MATERIAL PROVIDED =
━━━━━━━━━━━━━━━━
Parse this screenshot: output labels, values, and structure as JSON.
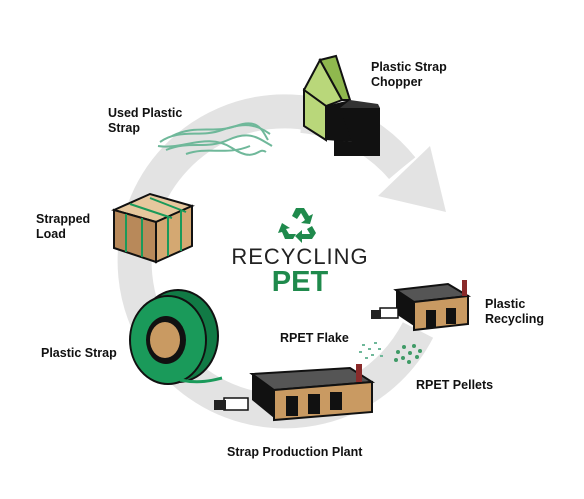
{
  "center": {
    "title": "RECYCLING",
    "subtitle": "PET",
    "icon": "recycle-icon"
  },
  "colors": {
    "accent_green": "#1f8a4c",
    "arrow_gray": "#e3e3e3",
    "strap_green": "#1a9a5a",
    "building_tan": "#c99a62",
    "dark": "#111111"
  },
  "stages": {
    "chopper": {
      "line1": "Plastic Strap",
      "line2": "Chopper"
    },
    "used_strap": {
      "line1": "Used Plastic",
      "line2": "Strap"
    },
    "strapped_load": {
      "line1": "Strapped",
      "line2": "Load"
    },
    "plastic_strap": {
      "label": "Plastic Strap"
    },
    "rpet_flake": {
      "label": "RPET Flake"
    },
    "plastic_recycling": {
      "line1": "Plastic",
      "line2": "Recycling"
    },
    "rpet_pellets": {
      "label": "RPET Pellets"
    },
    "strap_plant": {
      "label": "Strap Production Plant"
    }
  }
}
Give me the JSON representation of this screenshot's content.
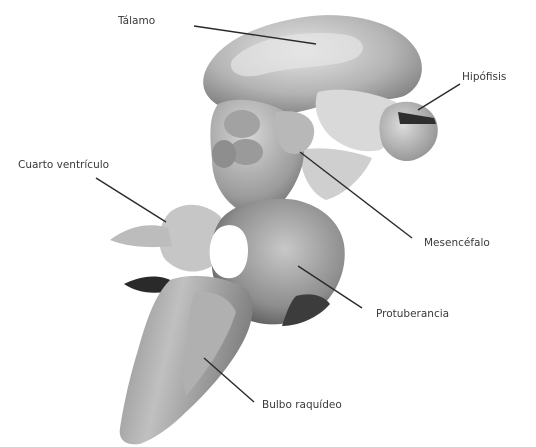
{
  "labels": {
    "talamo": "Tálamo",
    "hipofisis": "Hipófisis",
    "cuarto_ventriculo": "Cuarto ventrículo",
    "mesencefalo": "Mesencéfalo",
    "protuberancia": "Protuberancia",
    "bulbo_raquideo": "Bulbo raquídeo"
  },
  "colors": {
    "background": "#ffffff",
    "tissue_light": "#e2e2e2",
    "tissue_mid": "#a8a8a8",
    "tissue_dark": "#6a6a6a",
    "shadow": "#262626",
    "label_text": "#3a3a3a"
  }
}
━━━━━━━━━━━━━━━━
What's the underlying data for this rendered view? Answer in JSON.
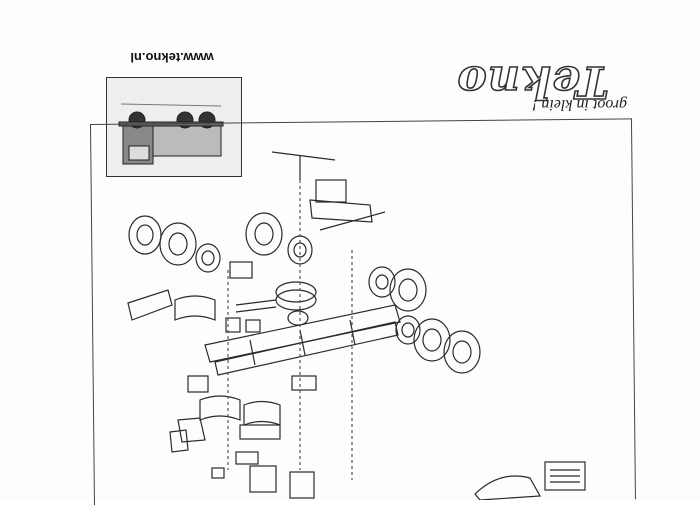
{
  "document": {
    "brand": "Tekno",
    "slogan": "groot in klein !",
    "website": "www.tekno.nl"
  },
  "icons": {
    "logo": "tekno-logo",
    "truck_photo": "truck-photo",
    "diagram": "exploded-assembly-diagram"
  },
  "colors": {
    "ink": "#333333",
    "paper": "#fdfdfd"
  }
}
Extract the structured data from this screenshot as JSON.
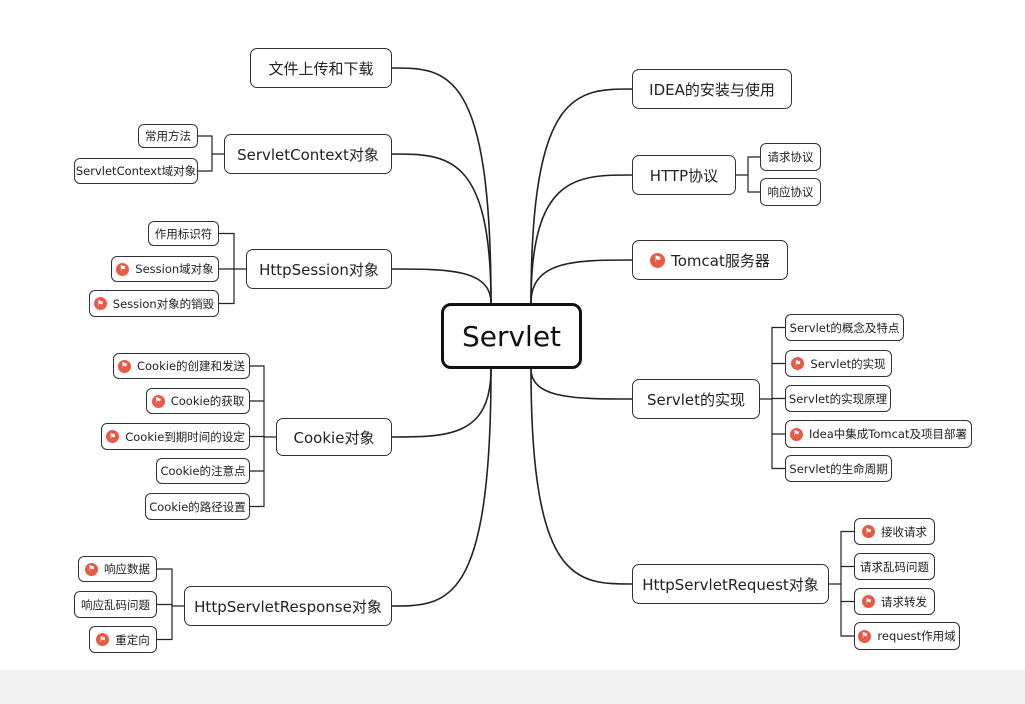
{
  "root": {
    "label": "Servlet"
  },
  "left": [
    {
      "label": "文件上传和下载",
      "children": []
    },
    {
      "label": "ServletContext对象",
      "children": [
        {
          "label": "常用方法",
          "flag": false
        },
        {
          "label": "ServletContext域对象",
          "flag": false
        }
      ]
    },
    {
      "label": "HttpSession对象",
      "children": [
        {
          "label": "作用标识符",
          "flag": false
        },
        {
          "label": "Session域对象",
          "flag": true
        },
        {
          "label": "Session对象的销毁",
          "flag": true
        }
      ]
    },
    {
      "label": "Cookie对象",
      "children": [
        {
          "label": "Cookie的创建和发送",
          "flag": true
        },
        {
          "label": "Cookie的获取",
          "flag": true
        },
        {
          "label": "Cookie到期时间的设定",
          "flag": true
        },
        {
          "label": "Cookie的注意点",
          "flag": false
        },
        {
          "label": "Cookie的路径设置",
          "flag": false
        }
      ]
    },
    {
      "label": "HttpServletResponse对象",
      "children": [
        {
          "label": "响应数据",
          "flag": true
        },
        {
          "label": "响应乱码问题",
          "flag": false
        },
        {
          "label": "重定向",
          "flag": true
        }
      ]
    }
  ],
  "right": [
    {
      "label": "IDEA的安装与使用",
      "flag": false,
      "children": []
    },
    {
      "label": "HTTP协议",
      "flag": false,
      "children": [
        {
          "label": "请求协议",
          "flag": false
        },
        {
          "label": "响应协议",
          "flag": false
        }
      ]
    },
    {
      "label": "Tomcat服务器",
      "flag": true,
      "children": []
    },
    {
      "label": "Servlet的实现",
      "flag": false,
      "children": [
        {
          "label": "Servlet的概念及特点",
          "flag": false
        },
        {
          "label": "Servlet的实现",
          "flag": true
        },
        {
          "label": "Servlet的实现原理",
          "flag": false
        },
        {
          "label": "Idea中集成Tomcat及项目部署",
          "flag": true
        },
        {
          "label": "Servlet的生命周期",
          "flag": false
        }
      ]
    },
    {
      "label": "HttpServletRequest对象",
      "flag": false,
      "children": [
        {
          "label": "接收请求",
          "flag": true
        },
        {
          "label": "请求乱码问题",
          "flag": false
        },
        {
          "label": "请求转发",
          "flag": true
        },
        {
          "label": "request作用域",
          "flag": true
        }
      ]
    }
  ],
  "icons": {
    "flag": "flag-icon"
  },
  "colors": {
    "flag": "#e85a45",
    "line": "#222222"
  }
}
━━━━━━━━━━━━━━━━
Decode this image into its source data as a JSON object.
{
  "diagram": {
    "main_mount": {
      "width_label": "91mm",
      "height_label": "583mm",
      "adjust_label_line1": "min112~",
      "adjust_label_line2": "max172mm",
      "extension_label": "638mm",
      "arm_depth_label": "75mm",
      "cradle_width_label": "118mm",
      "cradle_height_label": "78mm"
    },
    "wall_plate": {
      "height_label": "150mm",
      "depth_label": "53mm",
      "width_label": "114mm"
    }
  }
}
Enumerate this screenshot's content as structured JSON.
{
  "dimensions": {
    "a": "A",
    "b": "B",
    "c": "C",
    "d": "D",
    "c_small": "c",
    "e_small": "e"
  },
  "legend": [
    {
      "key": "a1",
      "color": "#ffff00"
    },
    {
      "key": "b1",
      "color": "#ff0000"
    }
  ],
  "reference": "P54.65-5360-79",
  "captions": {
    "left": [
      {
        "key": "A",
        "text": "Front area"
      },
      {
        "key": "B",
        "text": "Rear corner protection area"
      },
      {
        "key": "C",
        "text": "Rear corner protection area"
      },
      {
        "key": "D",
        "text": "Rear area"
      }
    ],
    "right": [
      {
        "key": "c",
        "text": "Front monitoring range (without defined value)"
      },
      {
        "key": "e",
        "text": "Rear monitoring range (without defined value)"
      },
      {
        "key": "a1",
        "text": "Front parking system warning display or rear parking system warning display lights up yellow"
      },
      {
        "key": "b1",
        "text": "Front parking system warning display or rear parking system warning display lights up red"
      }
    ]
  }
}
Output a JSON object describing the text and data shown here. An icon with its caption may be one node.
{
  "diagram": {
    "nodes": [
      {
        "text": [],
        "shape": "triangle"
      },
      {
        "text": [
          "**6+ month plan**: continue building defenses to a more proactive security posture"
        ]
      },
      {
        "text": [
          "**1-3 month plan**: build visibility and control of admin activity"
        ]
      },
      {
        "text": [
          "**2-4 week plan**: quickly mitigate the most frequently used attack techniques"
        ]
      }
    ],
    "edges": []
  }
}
━━━━━━━━━━━━━━━━
EXERCISE REQUIREMENTS = Of the lines in this listing, how many contain "without"? Reply with the number and nothing more.

RESULT OF THE TASK = 2